== Required work ==
(1) Reproduce the passage of the Carl Icahn article from "Carl Icahn turns" up to and including "Dec. 29 report.".
(2) Please list every company named in the Carl Icahn article.
(3) Carry the Carl Icahn article forward from its last sentence.

== Page text ==
= Beginning of Section =
Carl Icahn turns 82 in February, but in 2018 the indefatigable activist continues to live up to his reputation as an auteur investor, E&P arsonist and CEO slayer.

The freshest example of Icahn’s cheerleading is the demise of SandRidge Energy Inc.’s $746-million merger with Bonanza Creek Energy Inc. in December. Some analysts saw the deal not just as an accretive purchase that would add Niobrara inventory, but a merger that would win SandRidge some visibility among the herd of smaller E&Ps.

“We believe investors were more concerned with SandRidge maintaining its cheap valuation, as opposed to paying up to acquire a more delineated inventory footprint,” said Mike Kelly, a senior analyst at Seaport Global Securities LLC, in a Dec. 29 report.
= End of Section =
== Information supplied ==
= Beginning of Section =
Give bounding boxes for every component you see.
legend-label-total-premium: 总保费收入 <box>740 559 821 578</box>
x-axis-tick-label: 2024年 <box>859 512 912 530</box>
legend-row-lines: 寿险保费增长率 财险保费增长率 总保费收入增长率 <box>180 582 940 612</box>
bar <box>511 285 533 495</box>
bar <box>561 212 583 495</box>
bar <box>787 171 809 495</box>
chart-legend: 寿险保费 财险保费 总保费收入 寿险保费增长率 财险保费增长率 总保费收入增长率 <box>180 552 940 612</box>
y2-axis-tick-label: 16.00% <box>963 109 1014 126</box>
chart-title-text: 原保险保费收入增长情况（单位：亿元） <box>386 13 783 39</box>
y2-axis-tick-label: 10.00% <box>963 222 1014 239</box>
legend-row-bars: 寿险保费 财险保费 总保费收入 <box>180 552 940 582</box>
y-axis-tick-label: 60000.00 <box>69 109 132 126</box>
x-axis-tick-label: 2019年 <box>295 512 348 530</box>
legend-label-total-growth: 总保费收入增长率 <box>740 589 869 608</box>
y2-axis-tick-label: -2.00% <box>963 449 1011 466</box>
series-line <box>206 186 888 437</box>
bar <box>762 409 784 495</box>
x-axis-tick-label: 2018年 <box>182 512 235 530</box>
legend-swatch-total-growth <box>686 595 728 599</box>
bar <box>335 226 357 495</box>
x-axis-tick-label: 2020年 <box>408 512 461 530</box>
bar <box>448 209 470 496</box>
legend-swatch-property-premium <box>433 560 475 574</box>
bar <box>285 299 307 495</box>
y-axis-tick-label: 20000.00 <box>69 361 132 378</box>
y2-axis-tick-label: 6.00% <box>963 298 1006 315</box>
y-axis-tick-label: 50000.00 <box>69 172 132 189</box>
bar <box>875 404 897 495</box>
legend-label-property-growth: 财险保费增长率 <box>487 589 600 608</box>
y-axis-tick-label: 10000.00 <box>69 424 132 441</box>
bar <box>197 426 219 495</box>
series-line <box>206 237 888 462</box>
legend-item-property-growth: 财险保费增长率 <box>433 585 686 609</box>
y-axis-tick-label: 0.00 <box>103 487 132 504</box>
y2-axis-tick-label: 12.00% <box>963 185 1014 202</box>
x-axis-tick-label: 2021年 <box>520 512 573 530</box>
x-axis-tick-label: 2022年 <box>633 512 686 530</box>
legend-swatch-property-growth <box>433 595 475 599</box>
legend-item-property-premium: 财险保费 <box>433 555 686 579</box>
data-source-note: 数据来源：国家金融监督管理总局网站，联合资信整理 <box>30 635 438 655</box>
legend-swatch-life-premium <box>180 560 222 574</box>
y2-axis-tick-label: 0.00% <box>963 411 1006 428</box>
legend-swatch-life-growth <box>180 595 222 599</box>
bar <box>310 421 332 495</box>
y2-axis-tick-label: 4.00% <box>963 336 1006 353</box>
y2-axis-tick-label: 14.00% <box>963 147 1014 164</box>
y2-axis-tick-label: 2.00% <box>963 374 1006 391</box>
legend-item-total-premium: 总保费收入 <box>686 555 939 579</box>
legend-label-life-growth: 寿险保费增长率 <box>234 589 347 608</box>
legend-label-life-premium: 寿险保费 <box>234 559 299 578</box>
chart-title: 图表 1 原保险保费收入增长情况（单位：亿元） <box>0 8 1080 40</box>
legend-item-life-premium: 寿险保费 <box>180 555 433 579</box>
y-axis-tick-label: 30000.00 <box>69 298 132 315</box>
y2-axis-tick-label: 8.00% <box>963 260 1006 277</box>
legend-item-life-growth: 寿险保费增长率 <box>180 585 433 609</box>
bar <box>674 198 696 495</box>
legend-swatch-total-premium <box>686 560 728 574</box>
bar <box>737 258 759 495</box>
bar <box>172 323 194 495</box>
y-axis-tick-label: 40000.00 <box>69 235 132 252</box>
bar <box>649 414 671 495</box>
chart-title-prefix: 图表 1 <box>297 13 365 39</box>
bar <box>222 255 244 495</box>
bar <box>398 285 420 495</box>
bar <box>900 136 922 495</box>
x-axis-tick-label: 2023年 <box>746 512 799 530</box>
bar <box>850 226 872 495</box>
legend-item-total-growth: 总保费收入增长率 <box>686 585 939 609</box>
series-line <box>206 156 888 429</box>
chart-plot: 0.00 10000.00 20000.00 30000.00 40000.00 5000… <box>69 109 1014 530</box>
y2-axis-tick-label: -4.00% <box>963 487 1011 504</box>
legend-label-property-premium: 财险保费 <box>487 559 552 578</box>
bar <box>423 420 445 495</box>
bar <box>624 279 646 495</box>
= End of Section =
== Answers to the exercises ==
(1)
Carl Icahn turns 82 in February, but in 2018 the indefatigable activist continues to live up to his reputation as an auteur investor, E&P arsonist and CEO slayer.

The freshest example of Icahn’s cheerleading is the demise of SandRidge Energy Inc.’s $746-million merger with Bonanza Creek Energy Inc. in December. Some analysts saw the deal not just as an accretive purchase that would add Niobrara inventory, but a merger that would win SandRidge some visibility among the herd of smaller E&Ps.

“We believe investors were more concerned with SandRidge maintaining its cheap valuation, as opposed to paying up to acquire a more delineated inventory footprint,” said Mike Kelly, a senior analyst at Seaport Global Securities LLC, in a Dec. 29 report.

(2) SandRidge Energy Inc., Bonanza Creek Energy Inc., Seaport Global Securities LLC

(3)
For Icahn, it was a victory he’s not content to savor. In a Jan. 9 letter to SandRidge’s board, Icahn essentially laid out terms of surrender for the company and CEO James Bennett. In it, he demands two of the boards’ five members resign and be replaced.

With 13.5% of SandRidge stock, Icahn said he expects to designate one of the new directors to the board. Other investor groups opposed to the merger should be offered the right to appoint another director or by Icahn will if “none are willing.”

This is, of course, vintage Icahn maneuvering.

Investors’ primary motivation is to make profit. While Icahn Enterprises LP saw net losses from 2014 through 2016, net income in 2017 was nearly $2 billion.

Yet Icahn seems to take a certain relish in trophy-collecting: whether it’s the heads of CEOs and founders or a tally of the board directors who have bent the knee to him.

In the oil and gas industry, Chesapeake Energy CEO Aubrey McClendon was ousted as CEO in 2013 with Icahn’s handprints permanently-pressed into his suit jacket. Roughly three years later, Icahn sold off a large amount of his Chesapeake stock at a reported loss.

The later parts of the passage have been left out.